begin

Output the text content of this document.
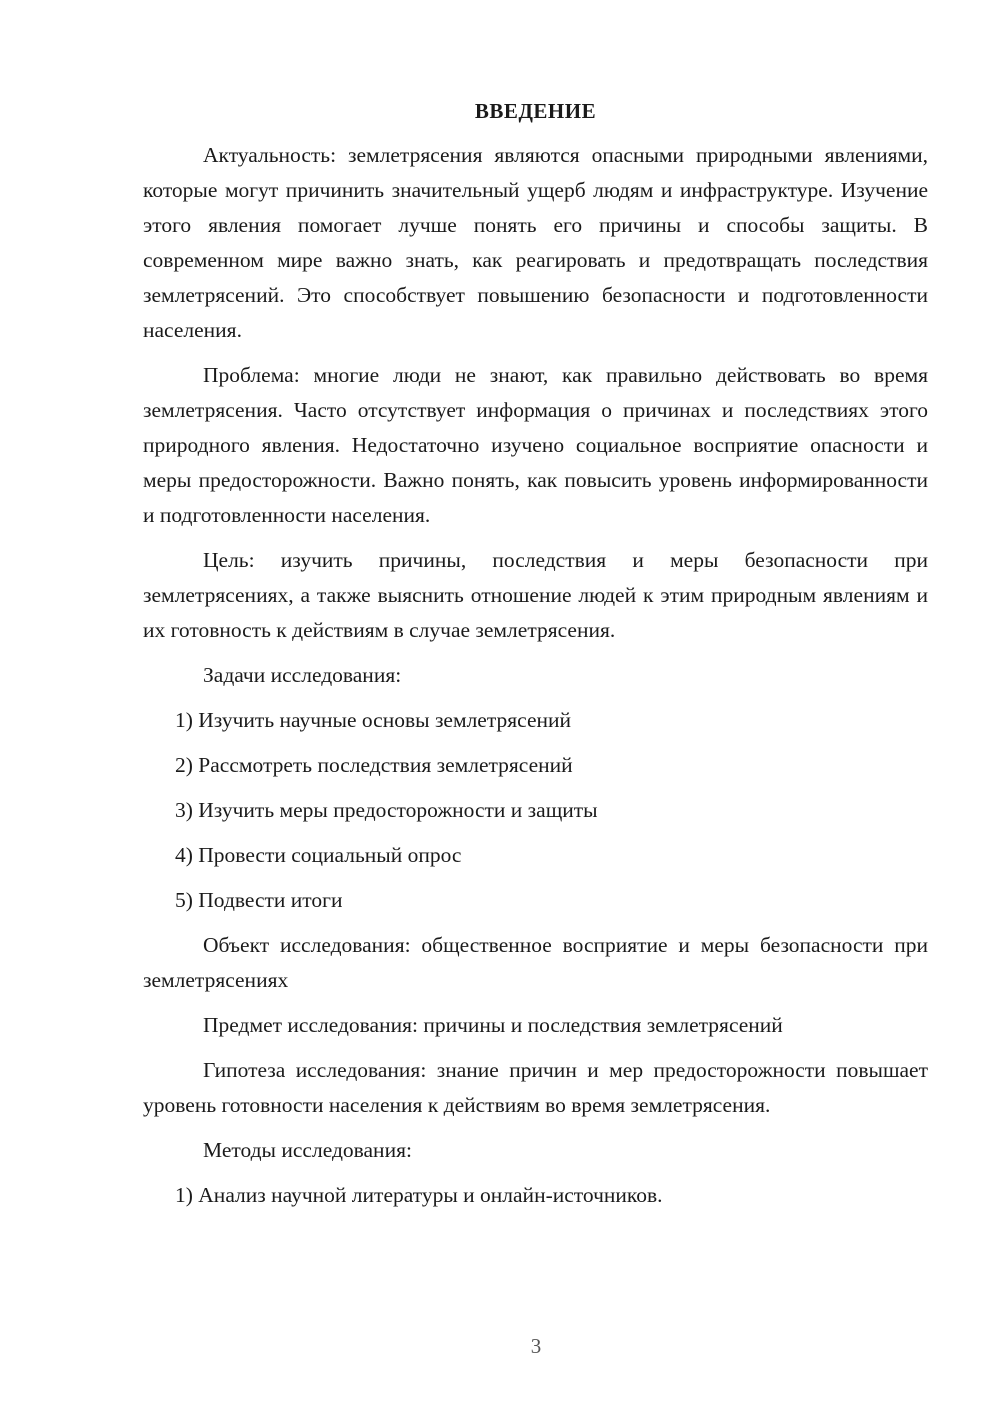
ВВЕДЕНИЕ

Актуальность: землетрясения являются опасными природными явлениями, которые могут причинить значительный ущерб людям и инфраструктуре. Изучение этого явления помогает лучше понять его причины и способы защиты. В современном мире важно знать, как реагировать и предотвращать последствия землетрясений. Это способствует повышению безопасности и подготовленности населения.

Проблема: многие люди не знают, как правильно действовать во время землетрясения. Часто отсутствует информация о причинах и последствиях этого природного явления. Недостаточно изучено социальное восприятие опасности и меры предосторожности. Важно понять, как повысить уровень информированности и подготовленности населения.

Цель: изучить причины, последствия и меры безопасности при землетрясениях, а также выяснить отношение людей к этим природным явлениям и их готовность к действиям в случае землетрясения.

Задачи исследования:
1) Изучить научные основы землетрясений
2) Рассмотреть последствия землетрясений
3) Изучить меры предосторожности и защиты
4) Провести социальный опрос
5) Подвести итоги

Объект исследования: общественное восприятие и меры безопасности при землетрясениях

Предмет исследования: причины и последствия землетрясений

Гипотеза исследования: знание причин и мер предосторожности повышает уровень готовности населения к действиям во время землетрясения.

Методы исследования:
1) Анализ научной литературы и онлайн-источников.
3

end

Exactly reproduce the entries above, minus the pictures.

Output the text content of this document.
ВВЕДЕНИЕ

Актуальность: землетрясения являются опасными природными явлениями, которые могут причинить значительный ущерб людям и инфраструктуре. Изучение этого явления помогает лучше понять его причины и способы защиты. В современном мире важно знать, как реагировать и предотвращать последствия землетрясений. Это способствует повышению безопасности и подготовленности населения.

Проблема: многие люди не знают, как правильно действовать во время землетрясения. Часто отсутствует информация о причинах и последствиях этого природного явления. Недостаточно изучено социальное восприятие опасности и меры предосторожности. Важно понять, как повысить уровень информированности и подготовленности населения.

Цель: изучить причины, последствия и меры безопасности при землетрясениях, а также выяснить отношение людей к этим природным явлениям и их готовность к действиям в случае землетрясения.

Задачи исследования:
1) Изучить научные основы землетрясений
2) Рассмотреть последствия землетрясений
3) Изучить меры предосторожности и защиты
4) Провести социальный опрос
5) Подвести итоги

Объект исследования: общественное восприятие и меры безопасности при землетрясениях

Предмет исследования: причины и последствия землетрясений

Гипотеза исследования: знание причин и мер предосторожности повышает уровень готовности населения к действиям во время землетрясения.

Методы исследования:
1) Анализ научной литературы и онлайн-источников.
3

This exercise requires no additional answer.